*Work to do*
Every entry below should be repeated exactly; the pictures should not.

*Recorded information*

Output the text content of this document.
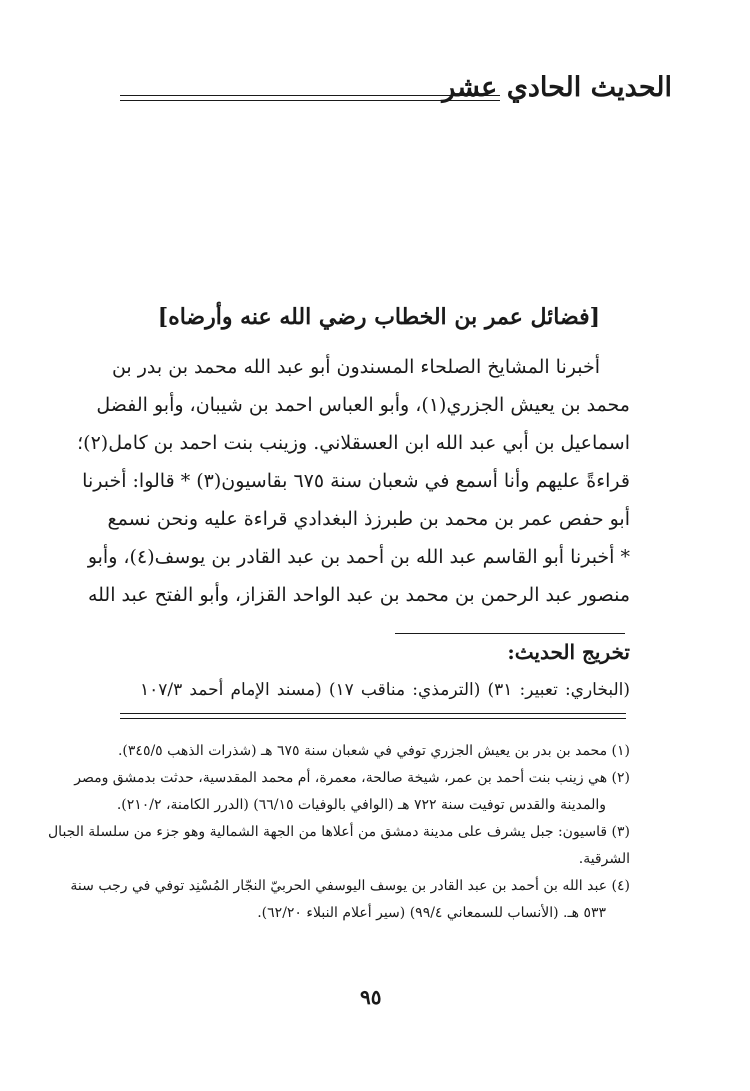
الحديث الحادي عشر
[فضائل عمر بن الخطاب رضي الله عنه وأرضاه]
أخبرنا المشايخ الصلحاء المسندون أبو عبد الله محمد بن بدر بن
محمد بن يعيش الجزري(١)، وأبو العباس احمد بن شيبان، وأبو الفضل
اسماعيل بن أبي عبد الله ابن العسقلاني. وزينب بنت احمد بن كامل(٢)؛
قراءةً عليهم وأنا أسمع في شعبان سنة ٦٧٥ بقاسيون(٣) * قالوا: أخبرنا
أبو حفص عمر بن محمد بن طبرزذ البغدادي قراءة عليه ونحن نسمع
* أخبرنا أبو القاسم عبد الله بن أحمد بن عبد القادر بن يوسف(٤)، وأبو
منصور عبد الرحمن بن محمد بن عبد الواحد القزاز، وأبو الفتح عبد الله
تخريج الحديث:
(البخاري: تعبير: ٣١) (الترمذي: مناقب ١٧) (مسند الإمام أحمد ١٠٧/٣
(١) محمد بن بدر بن يعيش الجزري توفي في شعبان سنة ٦٧٥ هـ (شذرات الذهب ٣٤٥/٥).
(٢) هي زينب بنت أحمد بن عمر، شيخة صالحة، معمرة، أم محمد المقدسية، حدثت بدمشق ومصر
والمدينة والقدس توفيت سنة ٧٢٢ هـ (الوافي بالوفيات ٦٦/١٥) (الدرر الكامنة، ٢١٠/٢).
(٣) قاسيون: جبل يشرف على مدينة دمشق من أعلاها من الجهة الشمالية وهو جزء من سلسلة الجبال
الشرقية.
(٤) عبد الله بن أحمد بن عبد القادر بن يوسف اليوسفي الحربيّ النجّار المُسْنِد توفي في رجب سنة
٥٣٣ هـ. (الأنساب للسمعاني ٩٩/٤) (سير أعلام النبلاء ٦٢/٢٠).
٩٥
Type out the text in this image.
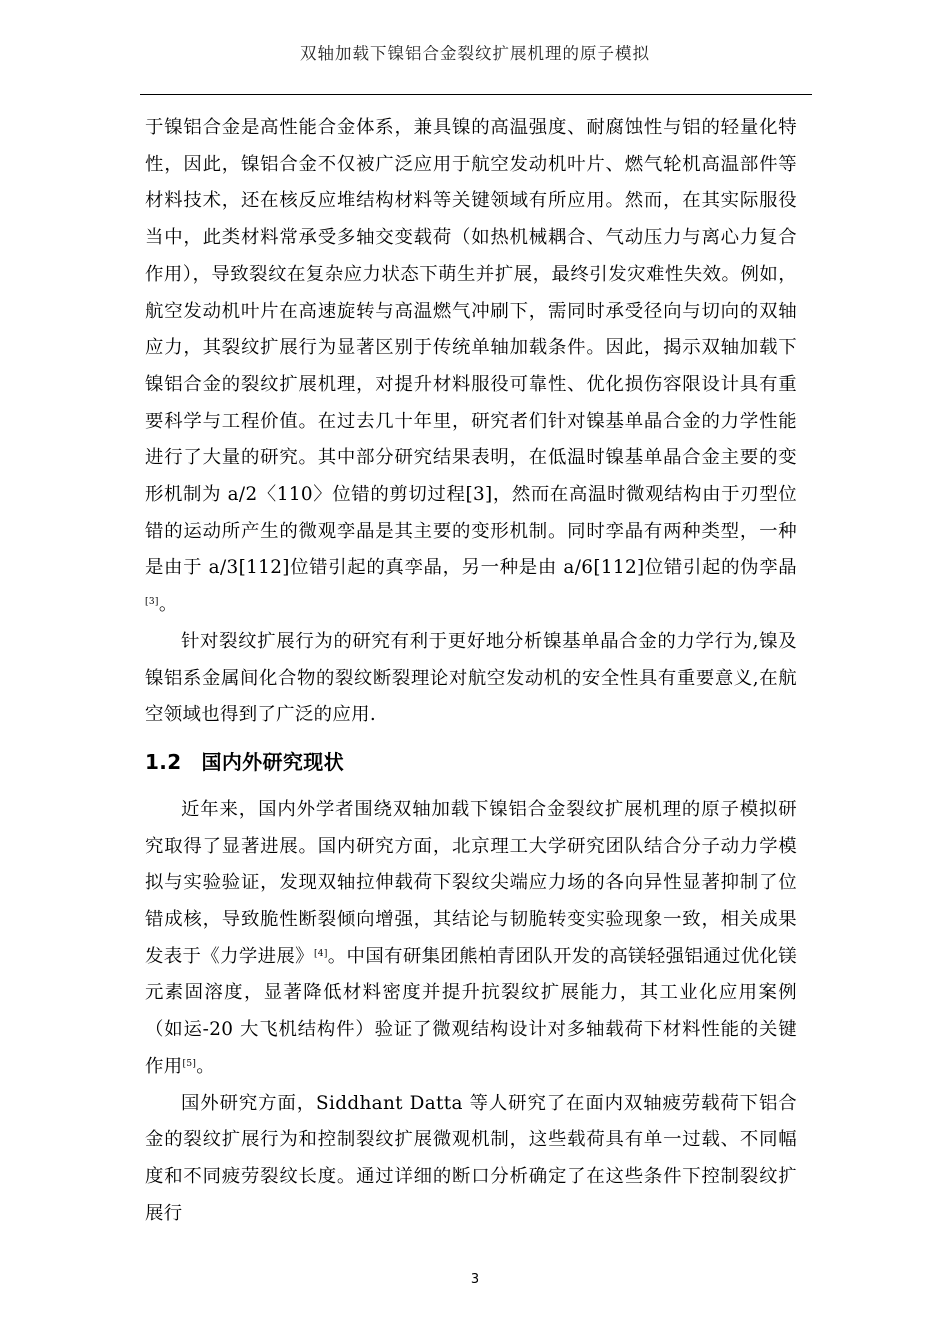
双轴加载下镍铝合金裂纹扩展机理的原子模拟

于镍铝合金是高性能合金体系，兼具镍的高温强度、耐腐蚀性与铝的轻量化特性，因此，镍铝合金不仅被广泛应用于航空发动机叶片、燃气轮机高温部件等材料技术，还在核反应堆结构材料等关键领域有所应用。然而，在其实际服役当中，此类材料常承受多轴交变载荷（如热机械耦合、气动压力与离心力复合作用），导致裂纹在复杂应力状态下萌生并扩展，最终引发灾难性失效。例如，航空发动机叶片在高速旋转与高温燃气冲刷下，需同时承受径向与切向的双轴应力，其裂纹扩展行为显著区别于传统单轴加载条件。因此，揭示双轴加载下镍铝合金的裂纹扩展机理，对提升材料服役可靠性、优化损伤容限设计具有重要科学与工程价值。在过去几十年里，研究者们针对镍基单晶合金的力学性能进行了大量的研究。其中部分研究结果表明，在低温时镍基单晶合金主要的变形机制为 a/2〈110〉位错的剪切过程[3]，然而在高温时微观结构由于刃型位错的运动所产生的微观孪晶是其主要的变形机制。同时孪晶有两种类型，一种是由于 a/3[112]位错引起的真孪晶，另一种是由 a/6[112]位错引起的伪孪晶[3]。

针对裂纹扩展行为的研究有利于更好地分析镍基单晶合金的力学行为,镍及镍铝系金属间化合物的裂纹断裂理论对航空发动机的安全性具有重要意义,在航空领域也得到了广泛的应用.

1.2 国内外研究现状

近年来，国内外学者围绕双轴加载下镍铝合金裂纹扩展机理的原子模拟研究取得了显著进展。国内研究方面，北京理工大学研究团队结合分子动力学模拟与实验验证，发现双轴拉伸载荷下裂纹尖端应力场的各向异性显著抑制了位错成核，导致脆性断裂倾向增强，其结论与韧脆转变实验现象一致，相关成果发表于《力学进展》[4]。中国有研集团熊柏青团队开发的高镁轻强铝通过优化镁元素固溶度，显著降低材料密度并提升抗裂纹扩展能力，其工业化应用案例（如运-20 大飞机结构件）验证了微观结构设计对多轴载荷下材料性能的关键作用[5]。

国外研究方面，Siddhant Datta 等人研究了在面内双轴疲劳载荷下铝合金的裂纹扩展行为和控制裂纹扩展微观机制，这些载荷具有单一过载、不同幅度和不同疲劳裂纹长度。通过详细的断口分析确定了在这些条件下控制裂纹扩展行

3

*Finished task*
Output the text content of this document.
الحديث الحادي عشر
[فضائل عمر بن الخطاب رضي الله عنه وأرضاه]
أخبرنا المشايخ الصلحاء المسندون أبو عبد الله محمد بن بدر بن
محمد بن يعيش الجزري(١)، وأبو العباس احمد بن شيبان، وأبو الفضل
اسماعيل بن أبي عبد الله ابن العسقلاني. وزينب بنت احمد بن كامل(٢)؛
قراءةً عليهم وأنا أسمع في شعبان سنة ٦٧٥ بقاسيون(٣) * قالوا: أخبرنا
أبو حفص عمر بن محمد بن طبرزذ البغدادي قراءة عليه ونحن نسمع
* أخبرنا أبو القاسم عبد الله بن أحمد بن عبد القادر بن يوسف(٤)، وأبو
منصور عبد الرحمن بن محمد بن عبد الواحد القزاز، وأبو الفتح عبد الله
تخريج الحديث:
(البخاري: تعبير: ٣١) (الترمذي: مناقب ١٧) (مسند الإمام أحمد ١٠٧/٣
(١) محمد بن بدر بن يعيش الجزري توفي في شعبان سنة ٦٧٥ هـ (شذرات الذهب ٣٤٥/٥).
(٢) هي زينب بنت أحمد بن عمر، شيخة صالحة، معمرة، أم محمد المقدسية، حدثت بدمشق ومصر
والمدينة والقدس توفيت سنة ٧٢٢ هـ (الوافي بالوفيات ٦٦/١٥) (الدرر الكامنة، ٢١٠/٢).
(٣) قاسيون: جبل يشرف على مدينة دمشق من أعلاها من الجهة الشمالية وهو جزء من سلسلة الجبال
الشرقية.
(٤) عبد الله بن أحمد بن عبد القادر بن يوسف اليوسفي الحربيّ النجّار المُسْنِد توفي في رجب سنة
٥٣٣ هـ. (الأنساب للسمعاني ٩٩/٤) (سير أعلام النبلاء ٦٢/٢٠).
٩٥
Type out the text in this image.
双轴加载下镍铝合金裂纹扩展机理的原子模拟

于镍铝合金是高性能合金体系，兼具镍的高温强度、耐腐蚀性与铝的轻量化特性，因此，镍铝合金不仅被广泛应用于航空发动机叶片、燃气轮机高温部件等材料技术，还在核反应堆结构材料等关键领域有所应用。然而，在其实际服役当中，此类材料常承受多轴交变载荷（如热机械耦合、气动压力与离心力复合作用），导致裂纹在复杂应力状态下萌生并扩展，最终引发灾难性失效。例如，航空发动机叶片在高速旋转与高温燃气冲刷下，需同时承受径向与切向的双轴应力，其裂纹扩展行为显著区别于传统单轴加载条件。因此，揭示双轴加载下镍铝合金的裂纹扩展机理，对提升材料服役可靠性、优化损伤容限设计具有重要科学与工程价值。在过去几十年里，研究者们针对镍基单晶合金的力学性能进行了大量的研究。其中部分研究结果表明，在低温时镍基单晶合金主要的变形机制为 a/2〈110〉位错的剪切过程[3]，然而在高温时微观结构由于刃型位错的运动所产生的微观孪晶是其主要的变形机制。同时孪晶有两种类型，一种是由于 a/3[112]位错引起的真孪晶，另一种是由 a/6[112]位错引起的伪孪晶[3]。

针对裂纹扩展行为的研究有利于更好地分析镍基单晶合金的力学行为,镍及镍铝系金属间化合物的裂纹断裂理论对航空发动机的安全性具有重要意义,在航空领域也得到了广泛的应用.

1.2 国内外研究现状

近年来，国内外学者围绕双轴加载下镍铝合金裂纹扩展机理的原子模拟研究取得了显著进展。国内研究方面，北京理工大学研究团队结合分子动力学模拟与实验验证，发现双轴拉伸载荷下裂纹尖端应力场的各向异性显著抑制了位错成核，导致脆性断裂倾向增强，其结论与韧脆转变实验现象一致，相关成果发表于《力学进展》[4]。中国有研集团熊柏青团队开发的高镁轻强铝通过优化镁元素固溶度，显著降低材料密度并提升抗裂纹扩展能力，其工业化应用案例（如运-20 大飞机结构件）验证了微观结构设计对多轴载荷下材料性能的关键作用[5]。

国外研究方面，Siddhant Datta 等人研究了在面内双轴疲劳载荷下铝合金的裂纹扩展行为和控制裂纹扩展微观机制，这些载荷具有单一过载、不同幅度和不同疲劳裂纹长度。通过详细的断口分析确定了在这些条件下控制裂纹扩展行

3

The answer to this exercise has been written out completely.